#### What the task requires
Find the string "proprietà" in the entries and copy each line that has it.

----------------

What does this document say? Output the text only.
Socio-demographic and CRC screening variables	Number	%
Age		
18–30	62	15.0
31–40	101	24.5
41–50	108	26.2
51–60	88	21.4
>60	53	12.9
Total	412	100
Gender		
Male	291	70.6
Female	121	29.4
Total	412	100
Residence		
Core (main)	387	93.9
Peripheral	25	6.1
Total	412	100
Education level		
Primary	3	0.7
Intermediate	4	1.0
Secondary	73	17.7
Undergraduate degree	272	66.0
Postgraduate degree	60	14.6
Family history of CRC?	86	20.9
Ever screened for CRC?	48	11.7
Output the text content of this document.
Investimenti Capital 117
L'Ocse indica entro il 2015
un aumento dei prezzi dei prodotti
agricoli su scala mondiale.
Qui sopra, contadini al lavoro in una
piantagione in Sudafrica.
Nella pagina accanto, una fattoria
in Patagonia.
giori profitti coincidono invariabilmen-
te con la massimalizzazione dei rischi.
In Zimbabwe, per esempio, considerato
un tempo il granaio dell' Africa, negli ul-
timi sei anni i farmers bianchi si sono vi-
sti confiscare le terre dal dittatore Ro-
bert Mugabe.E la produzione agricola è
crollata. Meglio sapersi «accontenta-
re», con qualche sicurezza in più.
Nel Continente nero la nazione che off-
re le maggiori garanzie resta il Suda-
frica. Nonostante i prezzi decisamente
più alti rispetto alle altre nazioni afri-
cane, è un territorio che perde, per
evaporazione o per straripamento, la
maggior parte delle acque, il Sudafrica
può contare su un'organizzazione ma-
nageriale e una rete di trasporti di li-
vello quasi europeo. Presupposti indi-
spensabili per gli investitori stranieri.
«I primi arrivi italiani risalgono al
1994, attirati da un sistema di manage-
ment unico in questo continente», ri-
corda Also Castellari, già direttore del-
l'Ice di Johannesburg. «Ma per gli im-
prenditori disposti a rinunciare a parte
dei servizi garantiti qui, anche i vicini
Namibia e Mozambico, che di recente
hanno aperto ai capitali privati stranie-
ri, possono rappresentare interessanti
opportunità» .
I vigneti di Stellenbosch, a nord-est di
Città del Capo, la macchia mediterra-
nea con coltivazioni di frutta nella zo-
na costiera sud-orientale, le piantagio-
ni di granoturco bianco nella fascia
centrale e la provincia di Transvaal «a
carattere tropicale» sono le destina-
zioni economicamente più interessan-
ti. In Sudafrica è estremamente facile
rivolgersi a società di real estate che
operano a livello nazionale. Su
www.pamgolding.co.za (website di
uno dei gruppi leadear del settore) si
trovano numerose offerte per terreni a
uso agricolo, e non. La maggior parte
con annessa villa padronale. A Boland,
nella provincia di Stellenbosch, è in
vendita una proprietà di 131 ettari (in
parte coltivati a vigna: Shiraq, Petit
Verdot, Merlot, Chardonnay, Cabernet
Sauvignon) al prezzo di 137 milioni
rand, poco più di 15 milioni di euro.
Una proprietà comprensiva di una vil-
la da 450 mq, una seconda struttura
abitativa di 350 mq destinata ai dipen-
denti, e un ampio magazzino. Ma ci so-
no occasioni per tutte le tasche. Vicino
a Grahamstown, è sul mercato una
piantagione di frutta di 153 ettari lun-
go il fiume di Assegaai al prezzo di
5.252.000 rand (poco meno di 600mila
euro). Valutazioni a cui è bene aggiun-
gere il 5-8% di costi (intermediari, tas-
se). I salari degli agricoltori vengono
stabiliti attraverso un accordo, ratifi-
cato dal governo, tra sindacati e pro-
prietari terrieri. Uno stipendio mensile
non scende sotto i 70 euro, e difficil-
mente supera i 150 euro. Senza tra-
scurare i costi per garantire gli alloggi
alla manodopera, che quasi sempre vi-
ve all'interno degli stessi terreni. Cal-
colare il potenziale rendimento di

----------------

#### The completed task
vendita una proprietà di 131 ettari (in
Una proprietà comprensiva di una vil-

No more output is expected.